Job:
For each line that holds "color", copy the line out.

— Start of Exercise data —

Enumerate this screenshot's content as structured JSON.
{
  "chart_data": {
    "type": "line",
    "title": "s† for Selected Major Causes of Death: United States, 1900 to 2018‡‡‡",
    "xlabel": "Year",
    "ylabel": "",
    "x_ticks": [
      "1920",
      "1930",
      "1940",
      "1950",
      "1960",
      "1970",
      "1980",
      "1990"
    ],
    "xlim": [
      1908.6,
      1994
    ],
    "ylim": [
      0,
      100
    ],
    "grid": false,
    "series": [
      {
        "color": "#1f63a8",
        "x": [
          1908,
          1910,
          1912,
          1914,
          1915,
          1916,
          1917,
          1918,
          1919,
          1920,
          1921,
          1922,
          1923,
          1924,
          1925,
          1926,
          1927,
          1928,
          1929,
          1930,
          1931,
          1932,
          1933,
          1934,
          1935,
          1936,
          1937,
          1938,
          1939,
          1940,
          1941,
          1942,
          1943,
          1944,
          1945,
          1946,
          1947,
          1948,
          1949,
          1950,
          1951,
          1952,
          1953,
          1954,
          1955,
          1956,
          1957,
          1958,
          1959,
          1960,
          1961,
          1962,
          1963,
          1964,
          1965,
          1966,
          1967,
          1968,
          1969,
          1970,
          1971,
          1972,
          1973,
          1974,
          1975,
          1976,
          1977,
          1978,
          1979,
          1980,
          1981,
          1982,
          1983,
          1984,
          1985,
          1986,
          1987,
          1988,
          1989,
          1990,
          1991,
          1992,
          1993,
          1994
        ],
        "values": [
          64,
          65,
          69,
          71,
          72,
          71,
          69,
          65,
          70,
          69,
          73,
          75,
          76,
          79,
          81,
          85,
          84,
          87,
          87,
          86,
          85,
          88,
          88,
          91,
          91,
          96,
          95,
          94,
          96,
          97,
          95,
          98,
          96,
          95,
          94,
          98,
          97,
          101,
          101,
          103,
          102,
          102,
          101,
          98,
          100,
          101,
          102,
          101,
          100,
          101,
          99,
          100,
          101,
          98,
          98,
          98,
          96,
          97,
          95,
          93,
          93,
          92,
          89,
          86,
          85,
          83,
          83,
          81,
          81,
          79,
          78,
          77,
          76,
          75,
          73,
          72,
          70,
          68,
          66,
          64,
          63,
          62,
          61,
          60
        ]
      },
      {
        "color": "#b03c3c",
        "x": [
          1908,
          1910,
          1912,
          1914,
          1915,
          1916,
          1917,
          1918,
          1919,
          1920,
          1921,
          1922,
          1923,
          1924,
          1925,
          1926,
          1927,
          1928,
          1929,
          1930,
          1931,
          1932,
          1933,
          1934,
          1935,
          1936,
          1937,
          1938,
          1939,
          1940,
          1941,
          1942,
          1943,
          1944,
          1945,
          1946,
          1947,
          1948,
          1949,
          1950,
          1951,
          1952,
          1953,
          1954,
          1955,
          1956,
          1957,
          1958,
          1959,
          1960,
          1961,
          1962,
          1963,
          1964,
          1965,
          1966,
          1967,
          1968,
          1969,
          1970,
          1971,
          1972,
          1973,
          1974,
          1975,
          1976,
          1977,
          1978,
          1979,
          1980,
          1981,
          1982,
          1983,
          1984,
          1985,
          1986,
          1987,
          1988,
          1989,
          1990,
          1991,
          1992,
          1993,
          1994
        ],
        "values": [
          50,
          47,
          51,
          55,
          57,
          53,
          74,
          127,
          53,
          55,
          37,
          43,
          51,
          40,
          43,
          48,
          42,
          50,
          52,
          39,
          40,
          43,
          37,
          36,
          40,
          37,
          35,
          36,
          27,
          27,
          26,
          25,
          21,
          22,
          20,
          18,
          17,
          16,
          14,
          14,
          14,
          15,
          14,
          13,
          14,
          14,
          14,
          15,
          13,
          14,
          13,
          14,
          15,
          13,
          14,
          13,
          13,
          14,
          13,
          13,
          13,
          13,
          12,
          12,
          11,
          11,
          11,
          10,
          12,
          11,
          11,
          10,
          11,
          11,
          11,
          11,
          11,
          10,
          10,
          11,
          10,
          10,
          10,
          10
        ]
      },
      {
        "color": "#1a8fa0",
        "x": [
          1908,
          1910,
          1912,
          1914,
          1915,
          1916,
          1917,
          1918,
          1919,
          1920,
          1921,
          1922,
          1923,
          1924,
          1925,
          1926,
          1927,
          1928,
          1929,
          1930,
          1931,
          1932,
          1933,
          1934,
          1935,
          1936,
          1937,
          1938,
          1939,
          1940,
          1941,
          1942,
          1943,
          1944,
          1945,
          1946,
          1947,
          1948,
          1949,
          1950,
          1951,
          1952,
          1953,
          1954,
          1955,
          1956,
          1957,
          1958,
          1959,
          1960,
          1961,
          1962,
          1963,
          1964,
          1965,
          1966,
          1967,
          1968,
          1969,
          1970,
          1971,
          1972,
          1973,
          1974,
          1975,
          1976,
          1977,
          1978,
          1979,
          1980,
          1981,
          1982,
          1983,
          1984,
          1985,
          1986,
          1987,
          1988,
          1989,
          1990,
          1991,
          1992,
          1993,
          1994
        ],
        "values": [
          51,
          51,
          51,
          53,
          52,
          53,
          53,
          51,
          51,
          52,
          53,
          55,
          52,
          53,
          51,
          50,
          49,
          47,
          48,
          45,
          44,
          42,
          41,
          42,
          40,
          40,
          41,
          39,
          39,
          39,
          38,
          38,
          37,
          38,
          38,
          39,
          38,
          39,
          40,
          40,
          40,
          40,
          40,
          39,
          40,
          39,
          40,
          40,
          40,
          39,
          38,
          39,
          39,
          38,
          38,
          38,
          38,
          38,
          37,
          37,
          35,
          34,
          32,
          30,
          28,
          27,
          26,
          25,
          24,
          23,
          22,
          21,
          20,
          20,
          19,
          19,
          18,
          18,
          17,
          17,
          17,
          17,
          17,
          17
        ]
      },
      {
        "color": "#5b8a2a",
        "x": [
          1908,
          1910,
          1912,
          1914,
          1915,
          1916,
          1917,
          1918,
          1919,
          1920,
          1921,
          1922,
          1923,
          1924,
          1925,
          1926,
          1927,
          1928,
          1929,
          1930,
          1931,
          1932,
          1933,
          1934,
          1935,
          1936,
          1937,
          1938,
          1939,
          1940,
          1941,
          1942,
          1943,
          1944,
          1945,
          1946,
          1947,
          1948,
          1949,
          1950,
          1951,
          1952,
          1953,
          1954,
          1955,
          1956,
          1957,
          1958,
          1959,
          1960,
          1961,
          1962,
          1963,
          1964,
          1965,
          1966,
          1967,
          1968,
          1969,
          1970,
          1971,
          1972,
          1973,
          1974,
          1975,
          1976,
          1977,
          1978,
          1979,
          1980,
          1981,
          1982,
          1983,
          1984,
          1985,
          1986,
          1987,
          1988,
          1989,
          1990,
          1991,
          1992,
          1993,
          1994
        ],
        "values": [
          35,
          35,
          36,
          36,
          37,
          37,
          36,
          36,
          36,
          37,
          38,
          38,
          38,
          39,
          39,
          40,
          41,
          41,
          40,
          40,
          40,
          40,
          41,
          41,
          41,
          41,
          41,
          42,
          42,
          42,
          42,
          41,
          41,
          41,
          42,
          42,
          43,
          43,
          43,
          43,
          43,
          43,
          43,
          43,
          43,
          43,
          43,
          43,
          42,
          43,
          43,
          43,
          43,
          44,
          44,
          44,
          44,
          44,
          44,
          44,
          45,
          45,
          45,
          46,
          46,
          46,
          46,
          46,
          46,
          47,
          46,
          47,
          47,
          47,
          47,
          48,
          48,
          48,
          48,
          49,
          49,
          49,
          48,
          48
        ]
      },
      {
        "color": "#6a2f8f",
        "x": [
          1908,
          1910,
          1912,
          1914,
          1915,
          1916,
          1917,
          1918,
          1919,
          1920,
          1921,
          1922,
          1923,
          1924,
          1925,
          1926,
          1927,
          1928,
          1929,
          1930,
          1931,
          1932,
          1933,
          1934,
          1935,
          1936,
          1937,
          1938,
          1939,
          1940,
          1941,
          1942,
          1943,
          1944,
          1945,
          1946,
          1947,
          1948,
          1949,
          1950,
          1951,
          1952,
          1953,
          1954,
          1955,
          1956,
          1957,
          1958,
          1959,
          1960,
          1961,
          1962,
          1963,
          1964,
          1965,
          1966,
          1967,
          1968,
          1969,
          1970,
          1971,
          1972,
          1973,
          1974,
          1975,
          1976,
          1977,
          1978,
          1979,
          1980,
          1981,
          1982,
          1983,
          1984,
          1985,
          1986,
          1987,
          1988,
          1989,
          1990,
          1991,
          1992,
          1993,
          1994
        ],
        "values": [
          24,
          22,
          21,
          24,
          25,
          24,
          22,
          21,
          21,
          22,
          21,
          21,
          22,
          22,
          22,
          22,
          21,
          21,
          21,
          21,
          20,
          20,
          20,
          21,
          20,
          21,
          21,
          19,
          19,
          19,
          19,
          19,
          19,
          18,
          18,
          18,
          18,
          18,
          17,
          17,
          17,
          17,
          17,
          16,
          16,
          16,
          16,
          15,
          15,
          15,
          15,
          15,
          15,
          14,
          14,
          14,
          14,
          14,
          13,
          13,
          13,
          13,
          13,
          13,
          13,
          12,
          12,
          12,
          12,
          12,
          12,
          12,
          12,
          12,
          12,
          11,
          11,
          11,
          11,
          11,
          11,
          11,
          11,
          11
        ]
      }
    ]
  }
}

— End of Exercise data —

Solution for this problem:
        "color": "#1f63a8",
        "color": "#b03c3c",
        "color": "#1a8fa0",
        "color": "#5b8a2a",
        "color": "#6a2f8f",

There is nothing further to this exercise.